## DIRECTIONS FOR THIS TASK
In the data below, find every line with the string "Type" and pull it out.

Items from a data source
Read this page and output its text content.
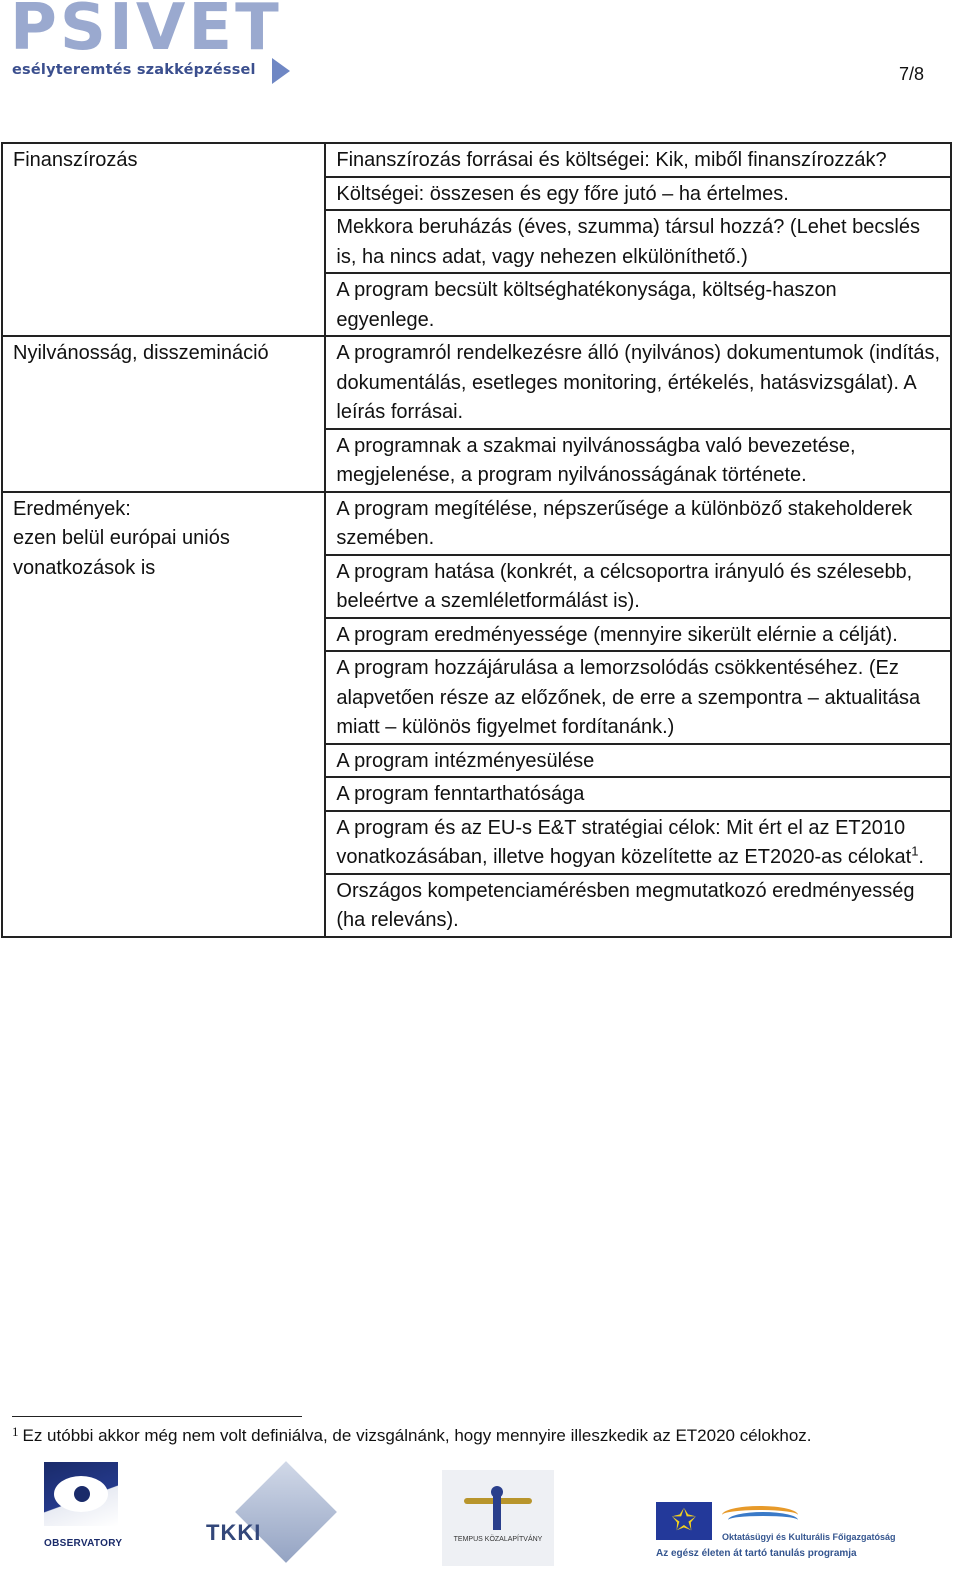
PSIVET
esélyteremtés szakképzéssel	7/8
Finanszírozás	Finanszírozás forrásai és költségei: Kik, miből finanszírozzák?
	Költségei: összesen és egy főre jutó – ha értelmes.
	Mekkora beruházás (éves, szumma) társul hozzá? (Lehet becslés is, ha nincs adat, vagy nehezen elkülöníthető.)
	A program becsült költséghatékonysága, költség-haszon egyenlege.
Nyilvánosság, disszemináció	A programról rendelkezésre álló (nyilvános) dokumentumok (indítás, dokumentálás, esetleges monitoring, értékelés, hatásvizsgálat). A leírás forrásai.
	A programnak a szakmai nyilvánosságba való bevezetése, megjelenése, a program nyilvánosságának története.
Eredmények:
ezen belül európai uniós vonatkozások is	A program megítélése, népszerűsége a különböző stakeholderek szemében.
	A program hatása (konkrét, a célcsoportra irányuló és szélesebb, beleértve a szemléletformálást is).
	A program eredményessége (mennyire sikerült elérnie a célját).
	A program hozzájárulása a lemorzsolódás csökkentéséhez. (Ez alapvetően része az előzőnek, de erre a szempontra – aktualitása miatt – különös figyelmet fordítanánk.)
	A program intézményesülése
	A program fenntarthatósága
	A program és az EU-s E&T stratégiai célok: Mit ért el az ET2010 vonatkozásában, illetve hogyan közelítette az ET2020-as célokat$^1$.
	Országos kompetenciamérésben megmutatkozó eredményesség (ha releváns).
$^1$ Ez utóbbi akkor még nem volt definiálva, de vizsgálnánk, hogy mennyire illeszkedik az ET2020 célokhoz.
OBSERVATORY	TKKI	TEMPUS KÖZALAPÍTVÁNY
✩	Oktatásügyi és Kulturális Főigazgatóság
Az egész életen át tartó tanulás programja
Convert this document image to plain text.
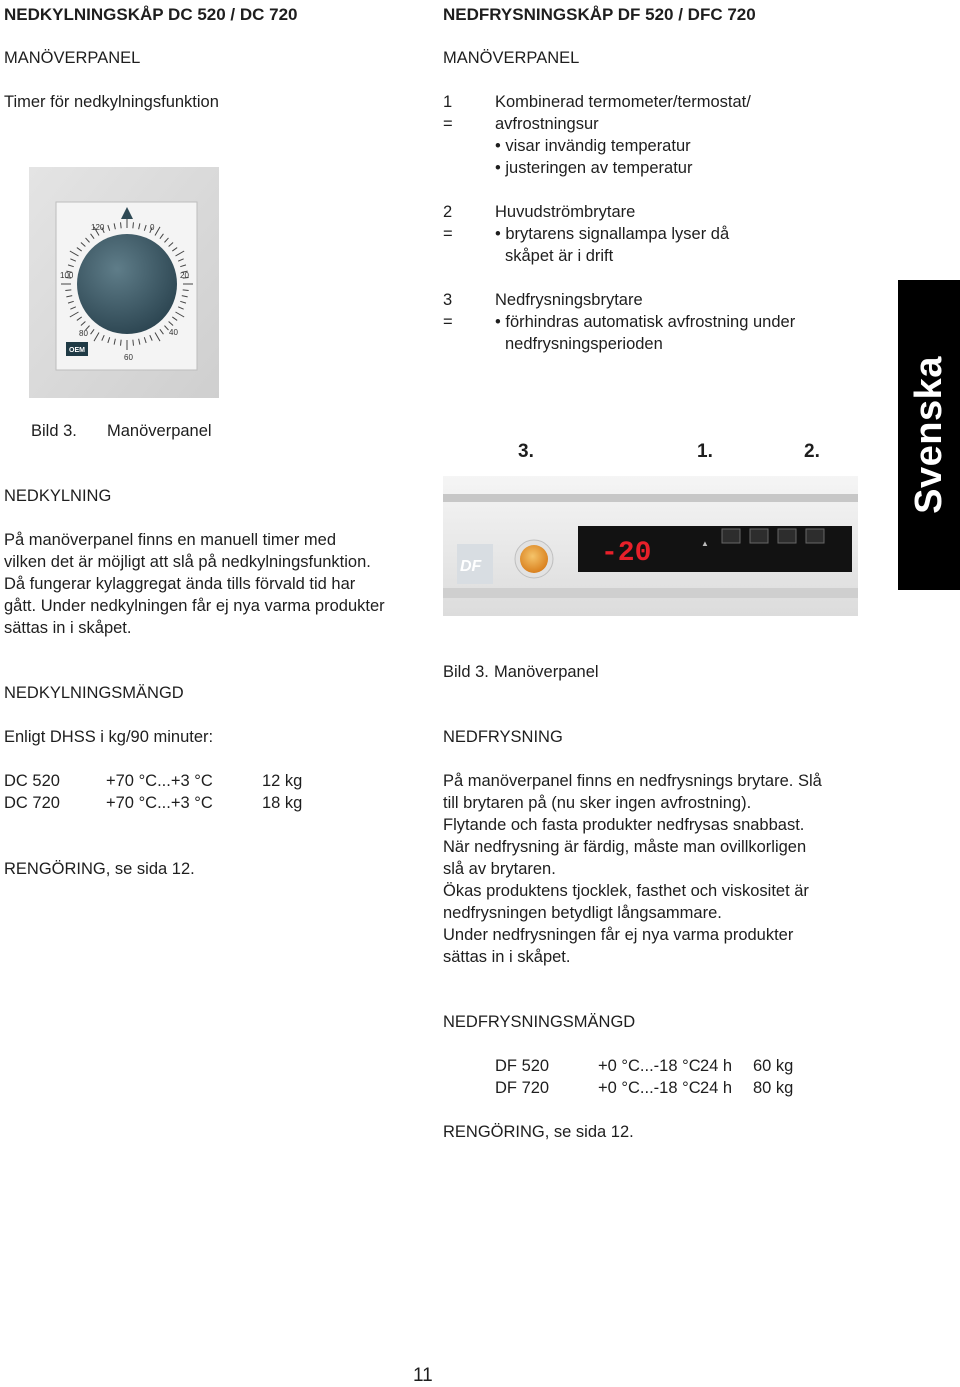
NEDKYLNINGSKÅP DC 520 / DC 720
MANÖVERPANEL
Timer för nedkylningsfunktion
120	0
100	20
80	40
60
OEM
Bild 3. Manöverpanel
NEDKYLNING
På manöverpanel finns en manuell timer med
vilken det är möjligt att slå på nedkylningsfunktion.
Då fungerar kylaggregat ända tills förvald tid har
gått. Under nedkylningen får ej nya varma produkter
sättas in i skåpet.
NEDKYLNINGSMÄNGD
Enligt DHSS i kg/90 minuter:
DC 520	+70 °C...+3 °C	12 kg
DC 720	+70 °C...+3 °C	18 kg
RENGÖRING, se sida 12.
NEDFRYSNINGSKÅP DF 520 / DFC 720
MANÖVERPANEL
1 =
Kombinerad termometer/termostat/
avfrostningsur
• visar invändig temperatur
• justeringen av temperatur
2 =
Huvudströmbrytare
• brytarens signallampa lyser då
skåpet är i drift
3 =
Nedfrysningsbrytare
• förhindras automatisk avfrostning under
nedfrysningsperioden
3.	1.	2.
DF	-20	▲
Bild 3. Manöverpanel
NEDFRYSNING
På manöverpanel finns en nedfrysnings brytare. Slå
till brytaren på (nu sker ingen avfrostning).
Flytande och fasta produkter nedfrysas snabbast.
När nedfrysning är färdig, måste man ovillkorligen
slå av brytaren.
Ökas produktens tjocklek, fasthet och viskositet är
nedfrysningen betydligt långsammare.
Under nedfrysningen får ej nya varma produkter
sättas in i skåpet.
NEDFRYSNINGSMÄNGD
DF 520	+0 °C...-18 °C 24 h 60 kg
DF 720	+0 °C...-18 °C 24 h 80 kg
RENGÖRING, se sida 12.
Svenska
11
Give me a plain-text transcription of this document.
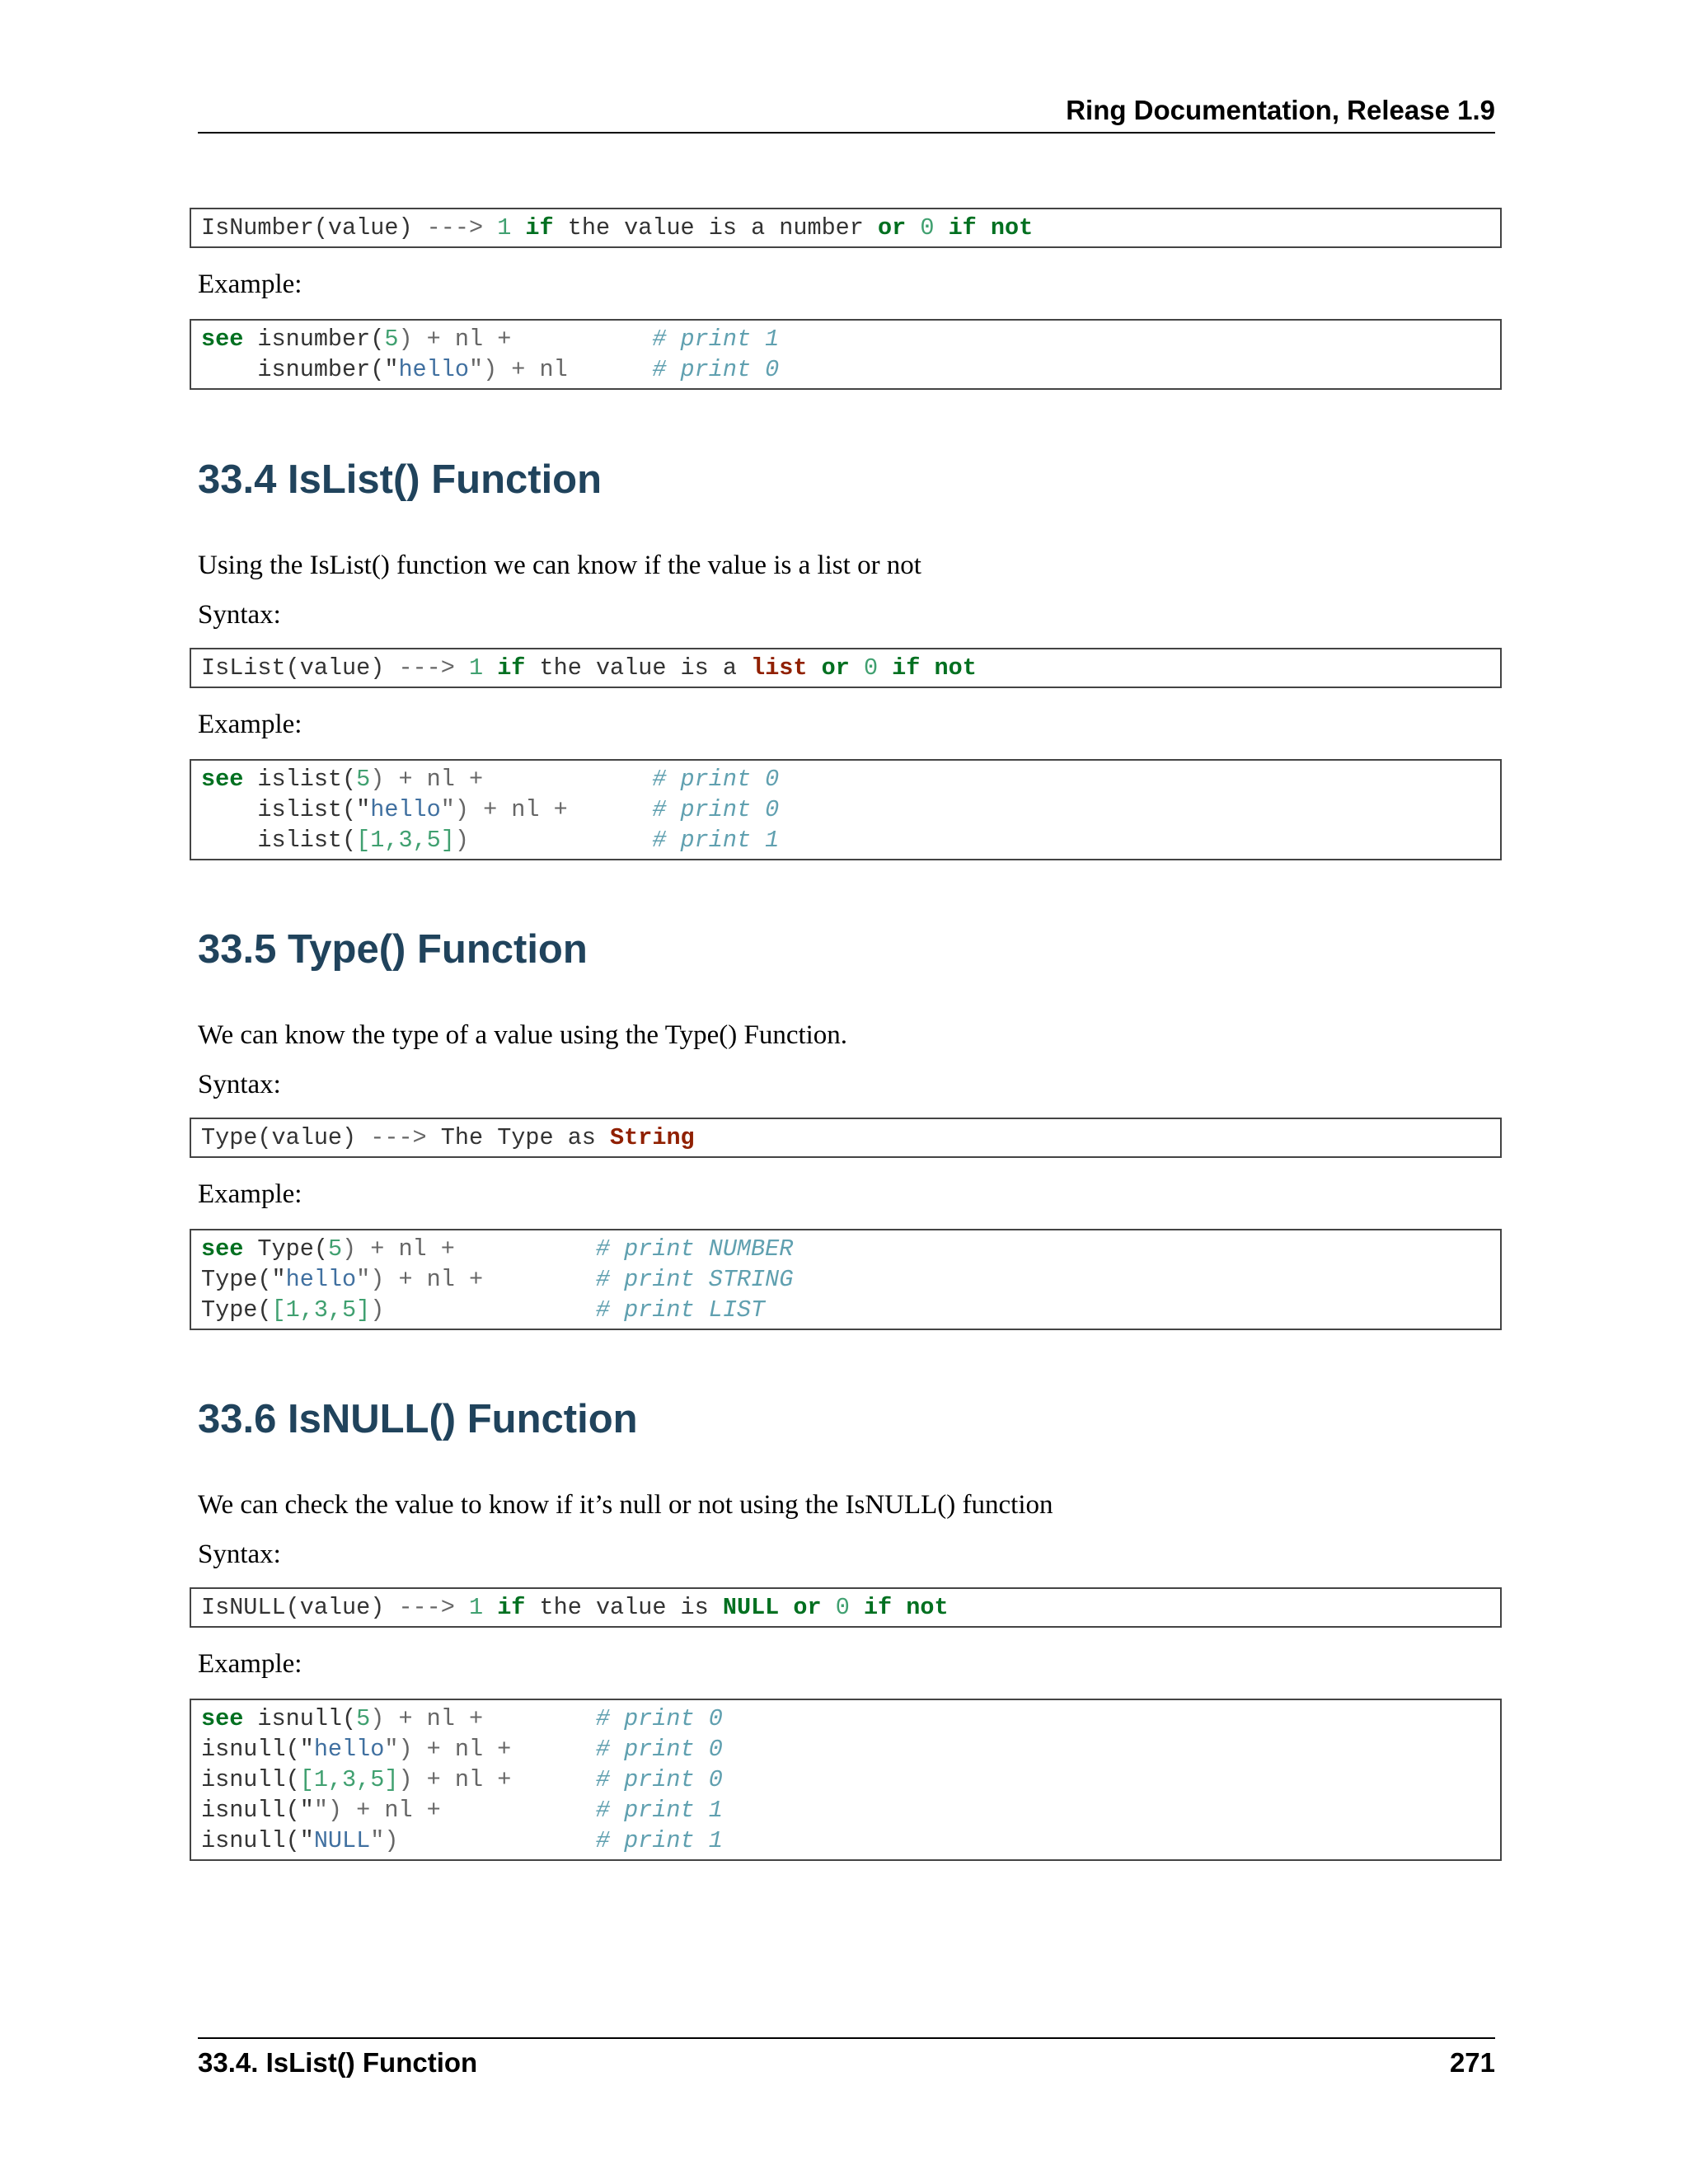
Ring Documentation, Release 1.9
IsNumber(value) ---> 1 if the value is a number or 0 if not
Example:
see isnumber(5) + nl +	# print 1
isnumber("hello") + nl	# print 0
33.4 IsList() Function
Using the IsList() function we can know if the value is a list or not
Syntax:
IsList(value) ---> 1 if the value is a list or 0 if not
Example:
see islist(5) + nl +	# print 0
islist("hello") + nl +	# print 0
islist([1,3,5])	# print 1
33.5 Type() Function
We can know the type of a value using the Type() Function.
Syntax:
Type(value) ---> The Type as String
Example:
see Type(5) + nl +	# print NUMBER
Type("hello") + nl +	# print STRING
Type([1,3,5])	# print LIST
33.6 IsNULL() Function
We can check the value to know if it’s null or not using the IsNULL() function
Syntax:
IsNULL(value) ---> 1 if the value is NULL or 0 if not
Example:
see isnull(5) + nl +	# print 0
isnull("hello") + nl +	# print 0
isnull([1,3,5]) + nl +	# print 0
isnull("") + nl +	# print 1
isnull("NULL")	# print 1
33.4. IsList() Function	271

## EXERCISE OUTPUT
33.5 Type() Function
We can know the type of a value using the Type() Function.
Type(value) ---> The Type as String
see Type(5) + nl +	# print NUMBER
Type("hello") + nl +	# print STRING
Type([1,3,5])	# print LIST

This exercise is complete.